• **Exercise aim**:
Copy out all the records, word for word.
───── Data section
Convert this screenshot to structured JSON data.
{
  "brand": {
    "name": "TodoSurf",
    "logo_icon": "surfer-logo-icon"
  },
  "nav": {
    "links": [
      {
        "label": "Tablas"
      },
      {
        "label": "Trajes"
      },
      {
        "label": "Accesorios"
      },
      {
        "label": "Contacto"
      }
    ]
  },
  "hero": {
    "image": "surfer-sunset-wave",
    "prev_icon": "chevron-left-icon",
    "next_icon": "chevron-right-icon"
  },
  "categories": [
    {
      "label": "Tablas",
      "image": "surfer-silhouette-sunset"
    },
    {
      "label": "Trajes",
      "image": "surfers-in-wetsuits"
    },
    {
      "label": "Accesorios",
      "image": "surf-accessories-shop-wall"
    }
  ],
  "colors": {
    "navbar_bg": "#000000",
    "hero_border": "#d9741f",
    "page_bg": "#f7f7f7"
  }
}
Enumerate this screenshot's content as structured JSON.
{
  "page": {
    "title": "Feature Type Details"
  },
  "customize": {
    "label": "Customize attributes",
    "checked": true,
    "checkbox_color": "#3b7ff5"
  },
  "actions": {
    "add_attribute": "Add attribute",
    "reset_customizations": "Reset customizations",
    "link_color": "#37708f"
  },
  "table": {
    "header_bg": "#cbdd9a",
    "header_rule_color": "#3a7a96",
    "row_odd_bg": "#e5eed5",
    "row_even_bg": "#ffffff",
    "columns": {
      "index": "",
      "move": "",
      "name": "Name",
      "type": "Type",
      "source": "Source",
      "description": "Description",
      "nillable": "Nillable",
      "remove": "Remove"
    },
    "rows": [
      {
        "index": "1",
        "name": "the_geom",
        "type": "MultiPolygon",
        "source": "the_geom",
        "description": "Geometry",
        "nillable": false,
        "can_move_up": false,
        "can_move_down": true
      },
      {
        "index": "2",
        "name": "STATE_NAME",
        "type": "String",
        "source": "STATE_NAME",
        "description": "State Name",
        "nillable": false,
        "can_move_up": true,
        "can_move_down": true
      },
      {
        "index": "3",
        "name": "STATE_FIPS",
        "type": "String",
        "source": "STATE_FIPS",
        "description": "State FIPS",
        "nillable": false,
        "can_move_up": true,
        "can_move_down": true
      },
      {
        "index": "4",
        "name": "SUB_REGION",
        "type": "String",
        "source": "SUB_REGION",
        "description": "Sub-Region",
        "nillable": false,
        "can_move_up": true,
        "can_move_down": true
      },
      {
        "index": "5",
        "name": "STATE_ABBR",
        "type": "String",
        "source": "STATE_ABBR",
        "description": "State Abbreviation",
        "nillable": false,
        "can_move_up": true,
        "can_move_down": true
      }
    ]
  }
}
──────────
• **Response to this task**:
Convert this screenshot to structured JSON data.
{
  "brand": {
    "name": "TodoSurf",
    "logo_icon": "surfer-logo-icon"
  },
  "nav": {
    "links": [
      {
        "label": "Tablas"
      },
      {
        "label": "Trajes"
      },
      {
        "label": "Accesorios"
      },
      {
        "label": "Contacto"
      }
    ]
  },
  "hero": {
    "image": "surfer-sunset-wave",
    "prev_icon": "chevron-left-icon",
    "next_icon": "chevron-right-icon"
  },
  "categories": [
    {
      "label": "Tablas",
      "image": "surfer-silhouette-sunset"
    },
    {
      "label": "Trajes",
      "image": "surfers-in-wetsuits"
    },
    {
      "label": "Accesorios",
      "image": "surf-accessories-shop-wall"
    }
  ],
  "colors": {
    "navbar_bg": "#000000",
    "hero_border": "#d9741f",
    "page_bg": "#f7f7f7"
  }
}
Enumerate this screenshot's content as structured JSON.
{
  "page": {
    "title": "Feature Type Details"
  },
  "customize": {
    "label": "Customize attributes",
    "checked": true,
    "checkbox_color": "#3b7ff5"
  },
  "actions": {
    "add_attribute": "Add attribute",
    "reset_customizations": "Reset customizations",
    "link_color": "#37708f"
  },
  "table": {
    "header_bg": "#cbdd9a",
    "header_rule_color": "#3a7a96",
    "row_odd_bg": "#e5eed5",
    "row_even_bg": "#ffffff",
    "columns": {
      "index": "",
      "move": "",
      "name": "Name",
      "type": "Type",
      "source": "Source",
      "description": "Description",
      "nillable": "Nillable",
      "remove": "Remove"
    },
    "rows": [
      {
        "index": "1",
        "name": "the_geom",
        "type": "MultiPolygon",
        "source": "the_geom",
        "description": "Geometry",
        "nillable": false,
        "can_move_up": false,
        "can_move_down": true
      },
      {
        "index": "2",
        "name": "STATE_NAME",
        "type": "String",
        "source": "STATE_NAME",
        "description": "State Name",
        "nillable": false,
        "can_move_up": true,
        "can_move_down": true
      },
      {
        "index": "3",
        "name": "STATE_FIPS",
        "type": "String",
        "source": "STATE_FIPS",
        "description": "State FIPS",
        "nillable": false,
        "can_move_up": true,
        "can_move_down": true
      },
      {
        "index": "4",
        "name": "SUB_REGION",
        "type": "String",
        "source": "SUB_REGION",
        "description": "Sub-Region",
        "nillable": false,
        "can_move_up": true,
        "can_move_down": true
      },
      {
        "index": "5",
        "name": "STATE_ABBR",
        "type": "String",
        "source": "STATE_ABBR",
        "description": "State Abbreviation",
        "nillable": false,
        "can_move_up": true,
        "can_move_down": true
      }
    ]
  }
}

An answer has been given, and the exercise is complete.